**Stored data**
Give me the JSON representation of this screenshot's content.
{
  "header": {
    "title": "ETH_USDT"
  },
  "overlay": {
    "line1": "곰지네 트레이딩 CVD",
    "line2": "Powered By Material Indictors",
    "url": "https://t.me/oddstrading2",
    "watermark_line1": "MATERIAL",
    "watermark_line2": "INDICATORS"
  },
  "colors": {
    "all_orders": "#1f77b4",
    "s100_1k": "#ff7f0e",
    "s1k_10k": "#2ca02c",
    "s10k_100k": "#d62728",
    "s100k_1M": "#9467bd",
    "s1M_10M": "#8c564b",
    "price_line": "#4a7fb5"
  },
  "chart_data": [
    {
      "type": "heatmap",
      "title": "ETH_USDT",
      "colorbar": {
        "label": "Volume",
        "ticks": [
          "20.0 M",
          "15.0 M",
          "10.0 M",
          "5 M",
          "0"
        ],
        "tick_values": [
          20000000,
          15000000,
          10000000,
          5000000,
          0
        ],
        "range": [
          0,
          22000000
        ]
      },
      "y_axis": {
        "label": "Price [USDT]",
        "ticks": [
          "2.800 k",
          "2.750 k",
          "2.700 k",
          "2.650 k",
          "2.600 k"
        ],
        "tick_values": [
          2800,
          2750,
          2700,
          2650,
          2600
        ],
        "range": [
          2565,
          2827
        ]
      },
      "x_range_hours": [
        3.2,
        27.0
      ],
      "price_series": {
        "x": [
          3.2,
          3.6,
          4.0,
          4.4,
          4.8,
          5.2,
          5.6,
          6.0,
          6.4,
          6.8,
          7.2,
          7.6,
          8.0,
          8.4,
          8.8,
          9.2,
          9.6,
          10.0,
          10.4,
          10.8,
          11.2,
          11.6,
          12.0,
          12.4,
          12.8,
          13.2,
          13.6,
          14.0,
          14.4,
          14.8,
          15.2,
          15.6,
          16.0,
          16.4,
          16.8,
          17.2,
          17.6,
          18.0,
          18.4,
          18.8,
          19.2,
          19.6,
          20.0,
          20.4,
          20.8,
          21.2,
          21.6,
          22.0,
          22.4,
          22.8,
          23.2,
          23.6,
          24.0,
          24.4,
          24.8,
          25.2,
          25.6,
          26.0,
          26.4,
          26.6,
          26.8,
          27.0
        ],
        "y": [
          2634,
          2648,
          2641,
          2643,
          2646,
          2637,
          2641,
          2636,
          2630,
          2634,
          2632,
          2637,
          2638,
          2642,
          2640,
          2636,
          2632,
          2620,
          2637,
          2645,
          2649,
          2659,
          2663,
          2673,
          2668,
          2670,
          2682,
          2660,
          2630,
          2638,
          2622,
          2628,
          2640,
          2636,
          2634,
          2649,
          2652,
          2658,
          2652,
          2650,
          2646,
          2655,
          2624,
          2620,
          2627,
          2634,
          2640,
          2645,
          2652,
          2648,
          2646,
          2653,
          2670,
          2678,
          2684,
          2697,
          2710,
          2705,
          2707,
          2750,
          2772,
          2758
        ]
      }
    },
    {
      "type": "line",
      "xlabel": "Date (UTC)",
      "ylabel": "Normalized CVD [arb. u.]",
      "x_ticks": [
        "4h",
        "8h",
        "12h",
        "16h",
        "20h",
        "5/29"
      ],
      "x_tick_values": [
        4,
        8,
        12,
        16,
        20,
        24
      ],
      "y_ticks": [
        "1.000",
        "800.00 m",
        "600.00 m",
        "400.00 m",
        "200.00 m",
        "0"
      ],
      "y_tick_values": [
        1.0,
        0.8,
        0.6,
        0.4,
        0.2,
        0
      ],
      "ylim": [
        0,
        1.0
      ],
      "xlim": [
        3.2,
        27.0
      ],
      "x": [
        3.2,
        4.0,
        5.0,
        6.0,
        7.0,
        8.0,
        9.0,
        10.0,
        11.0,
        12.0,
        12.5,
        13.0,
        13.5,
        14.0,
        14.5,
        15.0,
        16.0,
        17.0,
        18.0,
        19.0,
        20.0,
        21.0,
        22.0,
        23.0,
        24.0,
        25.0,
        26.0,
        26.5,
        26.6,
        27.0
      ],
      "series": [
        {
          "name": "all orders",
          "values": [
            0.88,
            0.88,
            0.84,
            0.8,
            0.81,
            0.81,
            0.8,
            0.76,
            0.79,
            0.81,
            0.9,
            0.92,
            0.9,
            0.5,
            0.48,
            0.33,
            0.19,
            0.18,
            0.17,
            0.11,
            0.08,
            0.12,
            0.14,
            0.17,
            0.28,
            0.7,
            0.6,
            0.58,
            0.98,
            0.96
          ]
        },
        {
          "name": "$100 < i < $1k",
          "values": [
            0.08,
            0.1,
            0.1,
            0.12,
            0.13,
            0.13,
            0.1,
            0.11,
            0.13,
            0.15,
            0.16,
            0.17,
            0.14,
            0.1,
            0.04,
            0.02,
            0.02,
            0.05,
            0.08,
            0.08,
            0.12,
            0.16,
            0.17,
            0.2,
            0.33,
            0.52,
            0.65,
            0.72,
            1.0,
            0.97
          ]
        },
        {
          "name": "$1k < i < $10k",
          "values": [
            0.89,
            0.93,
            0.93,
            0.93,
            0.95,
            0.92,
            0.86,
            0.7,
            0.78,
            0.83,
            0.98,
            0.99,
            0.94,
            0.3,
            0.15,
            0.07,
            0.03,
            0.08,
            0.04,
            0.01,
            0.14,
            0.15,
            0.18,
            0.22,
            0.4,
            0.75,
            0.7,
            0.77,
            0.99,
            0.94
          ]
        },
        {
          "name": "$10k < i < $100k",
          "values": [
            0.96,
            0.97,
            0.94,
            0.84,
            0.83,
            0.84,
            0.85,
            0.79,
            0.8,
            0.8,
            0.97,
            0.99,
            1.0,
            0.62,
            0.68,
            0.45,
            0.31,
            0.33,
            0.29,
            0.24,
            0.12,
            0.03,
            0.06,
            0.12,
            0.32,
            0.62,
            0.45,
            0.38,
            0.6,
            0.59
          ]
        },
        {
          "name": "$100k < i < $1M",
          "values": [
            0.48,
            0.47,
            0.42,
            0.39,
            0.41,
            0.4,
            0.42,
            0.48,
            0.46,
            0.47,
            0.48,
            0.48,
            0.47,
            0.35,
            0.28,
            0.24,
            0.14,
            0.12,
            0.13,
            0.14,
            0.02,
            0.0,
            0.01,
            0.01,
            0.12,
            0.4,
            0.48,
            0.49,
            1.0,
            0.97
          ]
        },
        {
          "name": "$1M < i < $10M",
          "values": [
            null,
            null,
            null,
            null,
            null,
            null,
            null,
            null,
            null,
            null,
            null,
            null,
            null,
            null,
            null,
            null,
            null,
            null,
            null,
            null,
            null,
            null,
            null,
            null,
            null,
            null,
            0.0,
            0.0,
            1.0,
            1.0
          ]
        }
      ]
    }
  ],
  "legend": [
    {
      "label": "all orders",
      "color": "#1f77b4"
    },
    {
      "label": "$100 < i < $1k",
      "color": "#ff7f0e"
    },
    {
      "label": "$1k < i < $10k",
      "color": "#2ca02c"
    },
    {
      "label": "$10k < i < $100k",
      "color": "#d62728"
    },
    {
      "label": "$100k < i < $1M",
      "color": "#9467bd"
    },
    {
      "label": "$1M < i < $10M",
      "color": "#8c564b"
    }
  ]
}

**Objective**
Extract every entry in the listing word for word.

**Response**
Give me the JSON representation of this screenshot's content.
{
  "header": {
    "title": "ETH_USDT"
  },
  "overlay": {
    "line1": "곰지네 트레이딩 CVD",
    "line2": "Powered By Material Indictors",
    "url": "https://t.me/oddstrading2",
    "watermark_line1": "MATERIAL",
    "watermark_line2": "INDICATORS"
  },
  "colors": {
    "all_orders": "#1f77b4",
    "s100_1k": "#ff7f0e",
    "s1k_10k": "#2ca02c",
    "s10k_100k": "#d62728",
    "s100k_1M": "#9467bd",
    "s1M_10M": "#8c564b",
    "price_line": "#4a7fb5"
  },
  "chart_data": [
    {
      "type": "heatmap",
      "title": "ETH_USDT",
      "colorbar": {
        "label": "Volume",
        "ticks": [
          "20.0 M",
          "15.0 M",
          "10.0 M",
          "5 M",
          "0"
        ],
        "tick_values": [
          20000000,
          15000000,
          10000000,
          5000000,
          0
        ],
        "range": [
          0,
          22000000
        ]
      },
      "y_axis": {
        "label": "Price [USDT]",
        "ticks": [
          "2.800 k",
          "2.750 k",
          "2.700 k",
          "2.650 k",
          "2.600 k"
        ],
        "tick_values": [
          2800,
          2750,
          2700,
          2650,
          2600
        ],
        "range": [
          2565,
          2827
        ]
      },
      "x_range_hours": [
        3.2,
        27.0
      ],
      "price_series": {
        "x": [
          3.2,
          3.6,
          4.0,
          4.4,
          4.8,
          5.2,
          5.6,
          6.0,
          6.4,
          6.8,
          7.2,
          7.6,
          8.0,
          8.4,
          8.8,
          9.2,
          9.6,
          10.0,
          10.4,
          10.8,
          11.2,
          11.6,
          12.0,
          12.4,
          12.8,
          13.2,
          13.6,
          14.0,
          14.4,
          14.8,
          15.2,
          15.6,
          16.0,
          16.4,
          16.8,
          17.2,
          17.6,
          18.0,
          18.4,
          18.8,
          19.2,
          19.6,
          20.0,
          20.4,
          20.8,
          21.2,
          21.6,
          22.0,
          22.4,
          22.8,
          23.2,
          23.6,
          24.0,
          24.4,
          24.8,
          25.2,
          25.6,
          26.0,
          26.4,
          26.6,
          26.8,
          27.0
        ],
        "y": [
          2634,
          2648,
          2641,
          2643,
          2646,
          2637,
          2641,
          2636,
          2630,
          2634,
          2632,
          2637,
          2638,
          2642,
          2640,
          2636,
          2632,
          2620,
          2637,
          2645,
          2649,
          2659,
          2663,
          2673,
          2668,
          2670,
          2682,
          2660,
          2630,
          2638,
          2622,
          2628,
          2640,
          2636,
          2634,
          2649,
          2652,
          2658,
          2652,
          2650,
          2646,
          2655,
          2624,
          2620,
          2627,
          2634,
          2640,
          2645,
          2652,
          2648,
          2646,
          2653,
          2670,
          2678,
          2684,
          2697,
          2710,
          2705,
          2707,
          2750,
          2772,
          2758
        ]
      }
    },
    {
      "type": "line",
      "xlabel": "Date (UTC)",
      "ylabel": "Normalized CVD [arb. u.]",
      "x_ticks": [
        "4h",
        "8h",
        "12h",
        "16h",
        "20h",
        "5/29"
      ],
      "x_tick_values": [
        4,
        8,
        12,
        16,
        20,
        24
      ],
      "y_ticks": [
        "1.000",
        "800.00 m",
        "600.00 m",
        "400.00 m",
        "200.00 m",
        "0"
      ],
      "y_tick_values": [
        1.0,
        0.8,
        0.6,
        0.4,
        0.2,
        0
      ],
      "ylim": [
        0,
        1.0
      ],
      "xlim": [
        3.2,
        27.0
      ],
      "x": [
        3.2,
        4.0,
        5.0,
        6.0,
        7.0,
        8.0,
        9.0,
        10.0,
        11.0,
        12.0,
        12.5,
        13.0,
        13.5,
        14.0,
        14.5,
        15.0,
        16.0,
        17.0,
        18.0,
        19.0,
        20.0,
        21.0,
        22.0,
        23.0,
        24.0,
        25.0,
        26.0,
        26.5,
        26.6,
        27.0
      ],
      "series": [
        {
          "name": "all orders",
          "values": [
            0.88,
            0.88,
            0.84,
            0.8,
            0.81,
            0.81,
            0.8,
            0.76,
            0.79,
            0.81,
            0.9,
            0.92,
            0.9,
            0.5,
            0.48,
            0.33,
            0.19,
            0.18,
            0.17,
            0.11,
            0.08,
            0.12,
            0.14,
            0.17,
            0.28,
            0.7,
            0.6,
            0.58,
            0.98,
            0.96
          ]
        },
        {
          "name": "$100 < i < $1k",
          "values": [
            0.08,
            0.1,
            0.1,
            0.12,
            0.13,
            0.13,
            0.1,
            0.11,
            0.13,
            0.15,
            0.16,
            0.17,
            0.14,
            0.1,
            0.04,
            0.02,
            0.02,
            0.05,
            0.08,
            0.08,
            0.12,
            0.16,
            0.17,
            0.2,
            0.33,
            0.52,
            0.65,
            0.72,
            1.0,
            0.97
          ]
        },
        {
          "name": "$1k < i < $10k",
          "values": [
            0.89,
            0.93,
            0.93,
            0.93,
            0.95,
            0.92,
            0.86,
            0.7,
            0.78,
            0.83,
            0.98,
            0.99,
            0.94,
            0.3,
            0.15,
            0.07,
            0.03,
            0.08,
            0.04,
            0.01,
            0.14,
            0.15,
            0.18,
            0.22,
            0.4,
            0.75,
            0.7,
            0.77,
            0.99,
            0.94
          ]
        },
        {
          "name": "$10k < i < $100k",
          "values": [
            0.96,
            0.97,
            0.94,
            0.84,
            0.83,
            0.84,
            0.85,
            0.79,
            0.8,
            0.8,
            0.97,
            0.99,
            1.0,
            0.62,
            0.68,
            0.45,
            0.31,
            0.33,
            0.29,
            0.24,
            0.12,
            0.03,
            0.06,
            0.12,
            0.32,
            0.62,
            0.45,
            0.38,
            0.6,
            0.59
          ]
        },
        {
          "name": "$100k < i < $1M",
          "values": [
            0.48,
            0.47,
            0.42,
            0.39,
            0.41,
            0.4,
            0.42,
            0.48,
            0.46,
            0.47,
            0.48,
            0.48,
            0.47,
            0.35,
            0.28,
            0.24,
            0.14,
            0.12,
            0.13,
            0.14,
            0.02,
            0.0,
            0.01,
            0.01,
            0.12,
            0.4,
            0.48,
            0.49,
            1.0,
            0.97
          ]
        },
        {
          "name": "$1M < i < $10M",
          "values": [
            null,
            null,
            null,
            null,
            null,
            null,
            null,
            null,
            null,
            null,
            null,
            null,
            null,
            null,
            null,
            null,
            null,
            null,
            null,
            null,
            null,
            null,
            null,
            null,
            null,
            null,
            0.0,
            0.0,
            1.0,
            1.0
          ]
        }
      ]
    }
  ],
  "legend": [
    {
      "label": "all orders",
      "color": "#1f77b4"
    },
    {
      "label": "$100 < i < $1k",
      "color": "#ff7f0e"
    },
    {
      "label": "$1k < i < $10k",
      "color": "#2ca02c"
    },
    {
      "label": "$10k < i < $100k",
      "color": "#d62728"
    },
    {
      "label": "$100k < i < $1M",
      "color": "#9467bd"
    },
    {
      "label": "$1M < i < $10M",
      "color": "#8c564b"
    }
  ]
}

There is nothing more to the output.